=== Stated goal ===
State the number of lines that include the string "Colorway", and write nothing else.

Stored data
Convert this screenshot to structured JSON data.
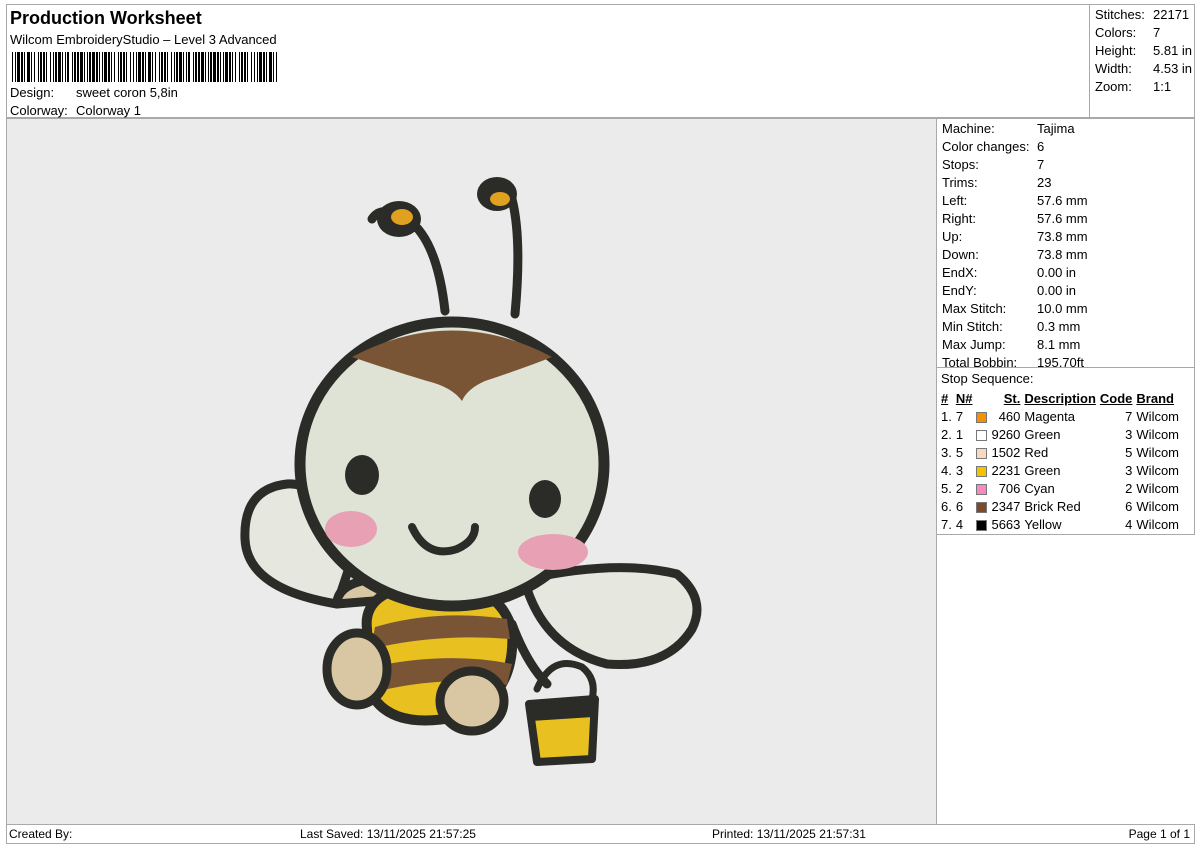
{
  "header": {
    "title": "Production Worksheet",
    "software": "Wilcom EmbroideryStudio – Level 3 Advanced",
    "design_label": "Design:",
    "design_value": "sweet coron 5,8in",
    "colorway_label": "Colorway:",
    "colorway_value": "Colorway 1"
  },
  "stats": [
    {
      "label": "Stitches:",
      "value": "22171"
    },
    {
      "label": "Colors:",
      "value": "7"
    },
    {
      "label": "Height:",
      "value": "5.81 in"
    },
    {
      "label": "Width:",
      "value": "4.53 in"
    },
    {
      "label": "Zoom:",
      "value": "1:1"
    }
  ],
  "info": [
    {
      "label": "Machine:",
      "value": "Tajima"
    },
    {
      "label": "Color changes:",
      "value": "6"
    },
    {
      "label": "Stops:",
      "value": "7"
    },
    {
      "label": "Trims:",
      "value": "23"
    },
    {
      "label": "Left:",
      "value": "57.6 mm"
    },
    {
      "label": "Right:",
      "value": "57.6 mm"
    },
    {
      "label": "Up:",
      "value": "73.8 mm"
    },
    {
      "label": "Down:",
      "value": "73.8 mm"
    },
    {
      "label": "EndX:",
      "value": "0.00 in"
    },
    {
      "label": "EndY:",
      "value": "0.00 in"
    },
    {
      "label": "Max Stitch:",
      "value": "10.0 mm"
    },
    {
      "label": "Min Stitch:",
      "value": "0.3 mm"
    },
    {
      "label": "Max Jump:",
      "value": "8.1 mm"
    },
    {
      "label": "Total Bobbin:",
      "value": "195.70ft"
    }
  ],
  "stop_sequence": {
    "heading": "Stop Sequence:",
    "columns": [
      "#",
      "N#",
      "St.",
      "Description",
      "Code",
      "Brand"
    ],
    "rows": [
      {
        "num": "1.",
        "n": "7",
        "color": "#f39200",
        "st": "460",
        "desc": "Magenta",
        "code": "7",
        "brand": "Wilcom"
      },
      {
        "num": "2.",
        "n": "1",
        "color": "#ffffff",
        "st": "9260",
        "desc": "Green",
        "code": "3",
        "brand": "Wilcom"
      },
      {
        "num": "3.",
        "n": "5",
        "color": "#f7d9c0",
        "st": "1502",
        "desc": "Red",
        "code": "5",
        "brand": "Wilcom"
      },
      {
        "num": "4.",
        "n": "3",
        "color": "#f2c400",
        "st": "2231",
        "desc": "Green",
        "code": "3",
        "brand": "Wilcom"
      },
      {
        "num": "5.",
        "n": "2",
        "color": "#f28cc0",
        "st": "706",
        "desc": "Cyan",
        "code": "2",
        "brand": "Wilcom"
      },
      {
        "num": "6.",
        "n": "6",
        "color": "#7b4a2a",
        "st": "2347",
        "desc": "Brick Red",
        "code": "6",
        "brand": "Wilcom"
      },
      {
        "num": "7.",
        "n": "4",
        "color": "#000000",
        "st": "5663",
        "desc": "Yellow",
        "code": "4",
        "brand": "Wilcom"
      }
    ]
  },
  "footer": {
    "created_by": "Created By:",
    "last_saved": "Last Saved: 13/11/2025 21:57:25",
    "printed": "Printed: 13/11/2025 21:57:31",
    "page": "Page 1 of 1"
  },
  "colors": {
    "canvas_bg": "#ebebeb",
    "outline": "#2b2b27",
    "face": "#dfe3d6",
    "head_brown": "#7a5535",
    "yellow": "#e8c020",
    "stripe_brown": "#7a5535",
    "beige": "#d9c7a3",
    "cheek": "#e8a0b4",
    "antenna_tip": "#e0a020",
    "wing": "#e6e8e0"
  }
}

=== Output of the exercise ===
2